Data entries
▽

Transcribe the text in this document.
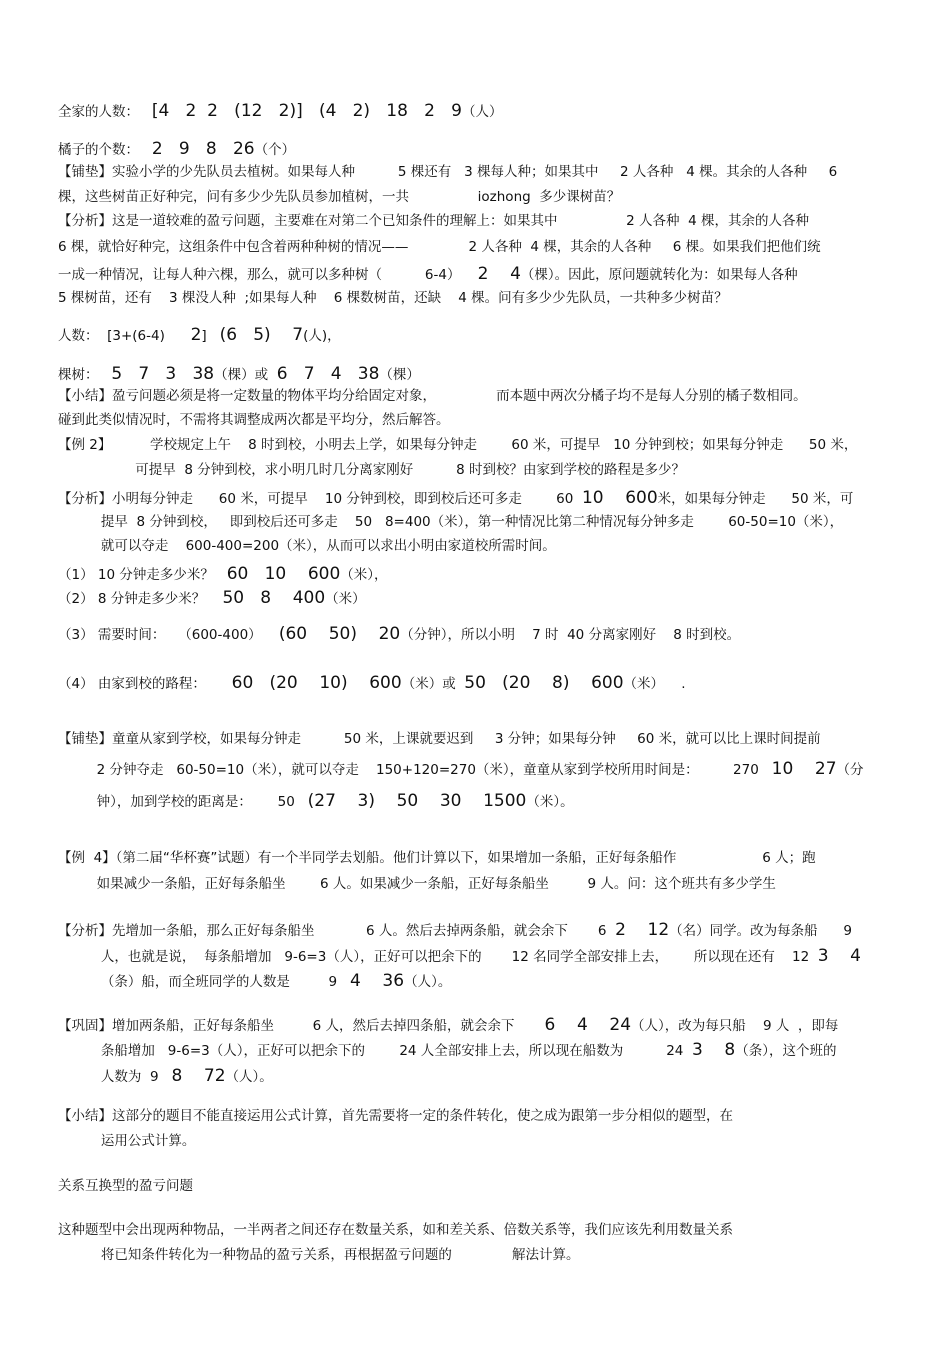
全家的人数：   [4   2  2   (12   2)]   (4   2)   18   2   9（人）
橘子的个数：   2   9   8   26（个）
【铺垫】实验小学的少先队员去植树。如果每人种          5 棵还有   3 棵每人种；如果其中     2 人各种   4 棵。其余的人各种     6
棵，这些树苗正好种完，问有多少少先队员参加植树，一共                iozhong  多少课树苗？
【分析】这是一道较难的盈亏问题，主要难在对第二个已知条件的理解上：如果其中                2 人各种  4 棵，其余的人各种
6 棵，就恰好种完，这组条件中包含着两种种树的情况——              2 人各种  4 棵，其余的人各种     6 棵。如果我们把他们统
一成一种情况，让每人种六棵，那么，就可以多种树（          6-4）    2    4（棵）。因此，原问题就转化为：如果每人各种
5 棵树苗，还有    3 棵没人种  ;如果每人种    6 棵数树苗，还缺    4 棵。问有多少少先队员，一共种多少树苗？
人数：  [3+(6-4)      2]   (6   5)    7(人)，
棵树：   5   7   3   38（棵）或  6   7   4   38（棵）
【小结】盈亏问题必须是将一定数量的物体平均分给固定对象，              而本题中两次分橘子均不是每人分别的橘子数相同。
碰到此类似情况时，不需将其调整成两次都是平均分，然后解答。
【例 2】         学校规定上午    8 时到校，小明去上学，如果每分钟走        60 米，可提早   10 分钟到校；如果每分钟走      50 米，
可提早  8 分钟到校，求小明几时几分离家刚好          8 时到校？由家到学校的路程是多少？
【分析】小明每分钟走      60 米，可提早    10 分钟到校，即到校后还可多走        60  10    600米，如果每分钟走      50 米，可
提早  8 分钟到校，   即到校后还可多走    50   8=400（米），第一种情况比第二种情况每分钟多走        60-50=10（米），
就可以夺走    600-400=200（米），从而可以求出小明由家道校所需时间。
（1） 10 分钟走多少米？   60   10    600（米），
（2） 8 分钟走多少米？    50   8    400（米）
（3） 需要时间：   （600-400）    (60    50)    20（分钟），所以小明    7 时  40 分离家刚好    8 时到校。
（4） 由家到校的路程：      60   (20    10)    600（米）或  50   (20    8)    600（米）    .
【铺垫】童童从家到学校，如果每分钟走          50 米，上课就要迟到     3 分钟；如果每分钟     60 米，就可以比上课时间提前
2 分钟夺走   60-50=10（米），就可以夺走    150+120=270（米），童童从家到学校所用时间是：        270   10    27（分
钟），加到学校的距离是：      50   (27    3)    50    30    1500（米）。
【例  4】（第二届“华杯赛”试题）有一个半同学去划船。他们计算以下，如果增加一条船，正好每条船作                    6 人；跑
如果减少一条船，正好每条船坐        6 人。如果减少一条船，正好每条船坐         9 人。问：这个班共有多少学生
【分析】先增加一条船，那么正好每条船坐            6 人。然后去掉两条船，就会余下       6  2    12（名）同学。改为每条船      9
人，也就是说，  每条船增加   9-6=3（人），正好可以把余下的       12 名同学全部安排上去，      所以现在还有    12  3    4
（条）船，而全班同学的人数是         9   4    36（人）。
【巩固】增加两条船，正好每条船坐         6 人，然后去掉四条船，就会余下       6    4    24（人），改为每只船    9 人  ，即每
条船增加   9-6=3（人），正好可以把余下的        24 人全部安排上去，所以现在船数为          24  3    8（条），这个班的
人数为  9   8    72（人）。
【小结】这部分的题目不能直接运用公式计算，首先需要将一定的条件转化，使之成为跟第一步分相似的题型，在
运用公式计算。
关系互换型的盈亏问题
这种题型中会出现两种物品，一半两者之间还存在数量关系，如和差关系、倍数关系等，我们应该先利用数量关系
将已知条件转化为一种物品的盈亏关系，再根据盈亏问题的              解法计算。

△

> [WORK REQUIRED] Pictures stay out; repeat all the rest of the records exactly.

> [THE RESPONSE]
Transcribe the text in this document.
全家的人数：   [4   2  2   (12   2)]   (4   2)   18   2   9（人）
橘子的个数：   2   9   8   26（个）
【铺垫】实验小学的少先队员去植树。如果每人种          5 棵还有   3 棵每人种；如果其中     2 人各种   4 棵。其余的人各种     6
棵，这些树苗正好种完，问有多少少先队员参加植树，一共                iozhong  多少课树苗？
【分析】这是一道较难的盈亏问题，主要难在对第二个已知条件的理解上：如果其中                2 人各种  4 棵，其余的人各种
6 棵，就恰好种完，这组条件中包含着两种种树的情况——              2 人各种  4 棵，其余的人各种     6 棵。如果我们把他们统
一成一种情况，让每人种六棵，那么，就可以多种树（          6-4）    2    4（棵）。因此，原问题就转化为：如果每人各种
5 棵树苗，还有    3 棵没人种  ;如果每人种    6 棵数树苗，还缺    4 棵。问有多少少先队员，一共种多少树苗？
人数：  [3+(6-4)      2]   (6   5)    7(人)，
棵树：   5   7   3   38（棵）或  6   7   4   38（棵）
【小结】盈亏问题必须是将一定数量的物体平均分给固定对象，              而本题中两次分橘子均不是每人分别的橘子数相同。
碰到此类似情况时，不需将其调整成两次都是平均分，然后解答。
【例 2】         学校规定上午    8 时到校，小明去上学，如果每分钟走        60 米，可提早   10 分钟到校；如果每分钟走      50 米，
可提早  8 分钟到校，求小明几时几分离家刚好          8 时到校？由家到学校的路程是多少？
【分析】小明每分钟走      60 米，可提早    10 分钟到校，即到校后还可多走        60  10    600米，如果每分钟走      50 米，可
提早  8 分钟到校，   即到校后还可多走    50   8=400（米），第一种情况比第二种情况每分钟多走        60-50=10（米），
就可以夺走    600-400=200（米），从而可以求出小明由家道校所需时间。
（1） 10 分钟走多少米？   60   10    600（米），
（2） 8 分钟走多少米？    50   8    400（米）
（3） 需要时间：   （600-400）    (60    50)    20（分钟），所以小明    7 时  40 分离家刚好    8 时到校。
（4） 由家到校的路程：      60   (20    10)    600（米）或  50   (20    8)    600（米）    .
【铺垫】童童从家到学校，如果每分钟走          50 米，上课就要迟到     3 分钟；如果每分钟     60 米，就可以比上课时间提前
2 分钟夺走   60-50=10（米），就可以夺走    150+120=270（米），童童从家到学校所用时间是：        270   10    27（分
钟），加到学校的距离是：      50   (27    3)    50    30    1500（米）。
【例  4】（第二届“华杯赛”试题）有一个半同学去划船。他们计算以下，如果增加一条船，正好每条船作                    6 人；跑
如果减少一条船，正好每条船坐        6 人。如果减少一条船，正好每条船坐         9 人。问：这个班共有多少学生
【分析】先增加一条船，那么正好每条船坐            6 人。然后去掉两条船，就会余下       6  2    12（名）同学。改为每条船      9
人，也就是说，  每条船增加   9-6=3（人），正好可以把余下的       12 名同学全部安排上去，      所以现在还有    12  3    4
（条）船，而全班同学的人数是         9   4    36（人）。
【巩固】增加两条船，正好每条船坐         6 人，然后去掉四条船，就会余下       6    4    24（人），改为每只船    9 人  ，即每
条船增加   9-6=3（人），正好可以把余下的        24 人全部安排上去，所以现在船数为          24  3    8（条），这个班的
人数为  9   8    72（人）。
【小结】这部分的题目不能直接运用公式计算，首先需要将一定的条件转化，使之成为跟第一步分相似的题型，在
运用公式计算。
关系互换型的盈亏问题
这种题型中会出现两种物品，一半两者之间还存在数量关系，如和差关系、倍数关系等，我们应该先利用数量关系
将已知条件转化为一种物品的盈亏关系，再根据盈亏问题的              解法计算。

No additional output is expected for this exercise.